■ **SET EXERCISE 1**
Answer these questions about the text on Belgian school contact information, each answer on its own line marked like its question:
(a) What are the three semi-autonomous regions of Belgium?
(b) Which governments are responsible for education?
(c) In what format can the lists of Flemish schools and their contact information be downloaded?
■ **SET EXERCISE 2**
Write out the passage of the text on Belgian school contact information from "Finding the contact" to "downloaded as CSV!", without changing a word.

■ **PAGE EXTRACT**
I once worked in a Belgium-based educational NGO that cooperated a lot with high schools all around the country. For outreach purposes, we always wished to have a list of contact information for all the educational institutions in Belgium but such a list seemed too perfect to exist. But after all, it’s public information that surely exists somewhere. So let’s scrape them!
Firstly, a little bit of context about how the educational system in Belgium (and the country itself) works because it’s a tad complicated. As you may know, Belgium is divided into 3 semi-autonomous regions: Flanders, Wallonia and Brussels. What you may not know is that it’s also divided into 3 communities, based on what languages they speak. So there’s a Flemish community that spans all Flanders and parts of Brussels where they speak Dutch (Flemish), a French community covering most of Wallonia and the remaining parts of Brussels, and there’s also a small German-speaking community comprising or several towns and villages in the Eastern end of Wallonia.
Simply speaking, Belgium has several governments on both federal (country), regional and community levels, each one with varying competencies, and it’s the three community governments that are responsible for education. Therefore, we virtually have 3 different educational systems, each one with its own set of schools and its own system of storing contact information.
It quickly turned out that acquiring the contact information about schools in the Flemish and German-speaking communities is quite simple and straightforward. The most complicated case was the French community and it required coding a web scraper. So let me walk you through all three stories.
Finding the contact information for Flemish (Dutch-speaking) schools was the easiest because the Flemish community government has some quite advanced solutions already in place. First of all, the education ministry has a proper API Portal from where you can get some useful data. But more importantly, they have lists of all the schools and their contact information ready to be downloaded as CSV!

■ **DATASET CONTENT**
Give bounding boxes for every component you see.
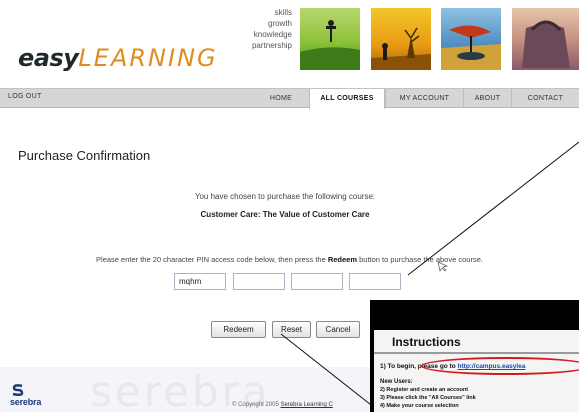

■ **EXERCISE ANSWER 1**
(a) Flanders, Wallonia and Brussels.
(b) The three community governments.
(c) CSV.

■ **EXERCISE ANSWER 2**
Finding the contact information for Flemish (Dutch-speaking) schools was the easiest because the Flemish community government has some quite advanced solutions already in place. First of all, the education ministry has a proper API Portal from where you can get some useful data. But more importantly, they have lists of all the schools and their contact information ready to be downloaded as CSV!